* What needs to be done
Extract all of the entries and give them again, word for word.

* Supplied records
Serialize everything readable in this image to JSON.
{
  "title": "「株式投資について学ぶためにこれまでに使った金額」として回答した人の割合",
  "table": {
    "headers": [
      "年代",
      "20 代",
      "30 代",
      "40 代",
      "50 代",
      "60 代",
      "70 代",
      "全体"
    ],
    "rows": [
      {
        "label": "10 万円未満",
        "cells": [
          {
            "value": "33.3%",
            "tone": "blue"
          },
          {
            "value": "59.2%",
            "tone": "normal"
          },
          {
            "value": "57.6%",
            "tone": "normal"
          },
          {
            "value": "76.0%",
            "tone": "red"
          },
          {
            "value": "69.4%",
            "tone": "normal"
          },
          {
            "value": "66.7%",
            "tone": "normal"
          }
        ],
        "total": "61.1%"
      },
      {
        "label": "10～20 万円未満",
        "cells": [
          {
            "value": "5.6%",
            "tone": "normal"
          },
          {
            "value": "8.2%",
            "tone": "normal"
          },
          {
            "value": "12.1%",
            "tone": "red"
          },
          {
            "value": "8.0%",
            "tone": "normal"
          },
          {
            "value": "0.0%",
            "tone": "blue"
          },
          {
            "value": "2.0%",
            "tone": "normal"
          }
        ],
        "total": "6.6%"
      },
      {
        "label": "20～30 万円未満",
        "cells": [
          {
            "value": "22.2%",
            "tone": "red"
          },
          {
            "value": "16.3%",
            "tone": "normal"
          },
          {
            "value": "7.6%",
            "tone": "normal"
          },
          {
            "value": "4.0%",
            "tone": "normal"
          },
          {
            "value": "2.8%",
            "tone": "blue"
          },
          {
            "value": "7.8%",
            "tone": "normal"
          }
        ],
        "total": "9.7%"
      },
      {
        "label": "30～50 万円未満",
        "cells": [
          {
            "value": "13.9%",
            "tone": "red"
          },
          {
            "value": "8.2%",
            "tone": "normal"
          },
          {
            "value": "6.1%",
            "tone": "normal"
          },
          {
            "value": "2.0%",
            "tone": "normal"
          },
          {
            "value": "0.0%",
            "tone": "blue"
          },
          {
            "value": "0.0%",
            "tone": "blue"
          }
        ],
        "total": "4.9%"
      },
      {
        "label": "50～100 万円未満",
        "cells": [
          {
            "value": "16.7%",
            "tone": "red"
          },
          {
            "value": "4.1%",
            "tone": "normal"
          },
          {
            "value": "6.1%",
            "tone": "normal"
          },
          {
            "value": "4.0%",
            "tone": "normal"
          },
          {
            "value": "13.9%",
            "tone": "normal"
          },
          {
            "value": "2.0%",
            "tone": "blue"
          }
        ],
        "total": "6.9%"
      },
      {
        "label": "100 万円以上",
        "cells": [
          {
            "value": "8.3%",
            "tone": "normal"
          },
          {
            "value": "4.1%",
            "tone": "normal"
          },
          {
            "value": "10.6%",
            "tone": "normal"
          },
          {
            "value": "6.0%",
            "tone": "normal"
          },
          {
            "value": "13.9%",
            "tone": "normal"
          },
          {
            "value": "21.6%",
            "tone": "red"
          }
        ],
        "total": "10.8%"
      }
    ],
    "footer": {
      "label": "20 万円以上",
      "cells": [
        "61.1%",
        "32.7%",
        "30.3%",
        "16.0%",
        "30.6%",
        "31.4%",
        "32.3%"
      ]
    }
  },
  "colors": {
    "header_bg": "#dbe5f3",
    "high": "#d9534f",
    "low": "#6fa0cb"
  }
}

* Final result
Serialize everything readable in this image to JSON.
{
  "title": "「株式投資について学ぶためにこれまでに使った金額」として回答した人の割合",
  "table": {
    "headers": [
      "年代",
      "20 代",
      "30 代",
      "40 代",
      "50 代",
      "60 代",
      "70 代",
      "全体"
    ],
    "rows": [
      {
        "label": "10 万円未満",
        "cells": [
          {
            "value": "33.3%",
            "tone": "blue"
          },
          {
            "value": "59.2%",
            "tone": "normal"
          },
          {
            "value": "57.6%",
            "tone": "normal"
          },
          {
            "value": "76.0%",
            "tone": "red"
          },
          {
            "value": "69.4%",
            "tone": "normal"
          },
          {
            "value": "66.7%",
            "tone": "normal"
          }
        ],
        "total": "61.1%"
      },
      {
        "label": "10～20 万円未満",
        "cells": [
          {
            "value": "5.6%",
            "tone": "normal"
          },
          {
            "value": "8.2%",
            "tone": "normal"
          },
          {
            "value": "12.1%",
            "tone": "red"
          },
          {
            "value": "8.0%",
            "tone": "normal"
          },
          {
            "value": "0.0%",
            "tone": "blue"
          },
          {
            "value": "2.0%",
            "tone": "normal"
          }
        ],
        "total": "6.6%"
      },
      {
        "label": "20～30 万円未満",
        "cells": [
          {
            "value": "22.2%",
            "tone": "red"
          },
          {
            "value": "16.3%",
            "tone": "normal"
          },
          {
            "value": "7.6%",
            "tone": "normal"
          },
          {
            "value": "4.0%",
            "tone": "normal"
          },
          {
            "value": "2.8%",
            "tone": "blue"
          },
          {
            "value": "7.8%",
            "tone": "normal"
          }
        ],
        "total": "9.7%"
      },
      {
        "label": "30～50 万円未満",
        "cells": [
          {
            "value": "13.9%",
            "tone": "red"
          },
          {
            "value": "8.2%",
            "tone": "normal"
          },
          {
            "value": "6.1%",
            "tone": "normal"
          },
          {
            "value": "2.0%",
            "tone": "normal"
          },
          {
            "value": "0.0%",
            "tone": "blue"
          },
          {
            "value": "0.0%",
            "tone": "blue"
          }
        ],
        "total": "4.9%"
      },
      {
        "label": "50～100 万円未満",
        "cells": [
          {
            "value": "16.7%",
            "tone": "red"
          },
          {
            "value": "4.1%",
            "tone": "normal"
          },
          {
            "value": "6.1%",
            "tone": "normal"
          },
          {
            "value": "4.0%",
            "tone": "normal"
          },
          {
            "value": "13.9%",
            "tone": "normal"
          },
          {
            "value": "2.0%",
            "tone": "blue"
          }
        ],
        "total": "6.9%"
      },
      {
        "label": "100 万円以上",
        "cells": [
          {
            "value": "8.3%",
            "tone": "normal"
          },
          {
            "value": "4.1%",
            "tone": "normal"
          },
          {
            "value": "10.6%",
            "tone": "normal"
          },
          {
            "value": "6.0%",
            "tone": "normal"
          },
          {
            "value": "13.9%",
            "tone": "normal"
          },
          {
            "value": "21.6%",
            "tone": "red"
          }
        ],
        "total": "10.8%"
      }
    ],
    "footer": {
      "label": "20 万円以上",
      "cells": [
        "61.1%",
        "32.7%",
        "30.3%",
        "16.0%",
        "30.6%",
        "31.4%",
        "32.3%"
      ]
    }
  },
  "colors": {
    "header_bg": "#dbe5f3",
    "high": "#d9534f",
    "low": "#6fa0cb"
  }
}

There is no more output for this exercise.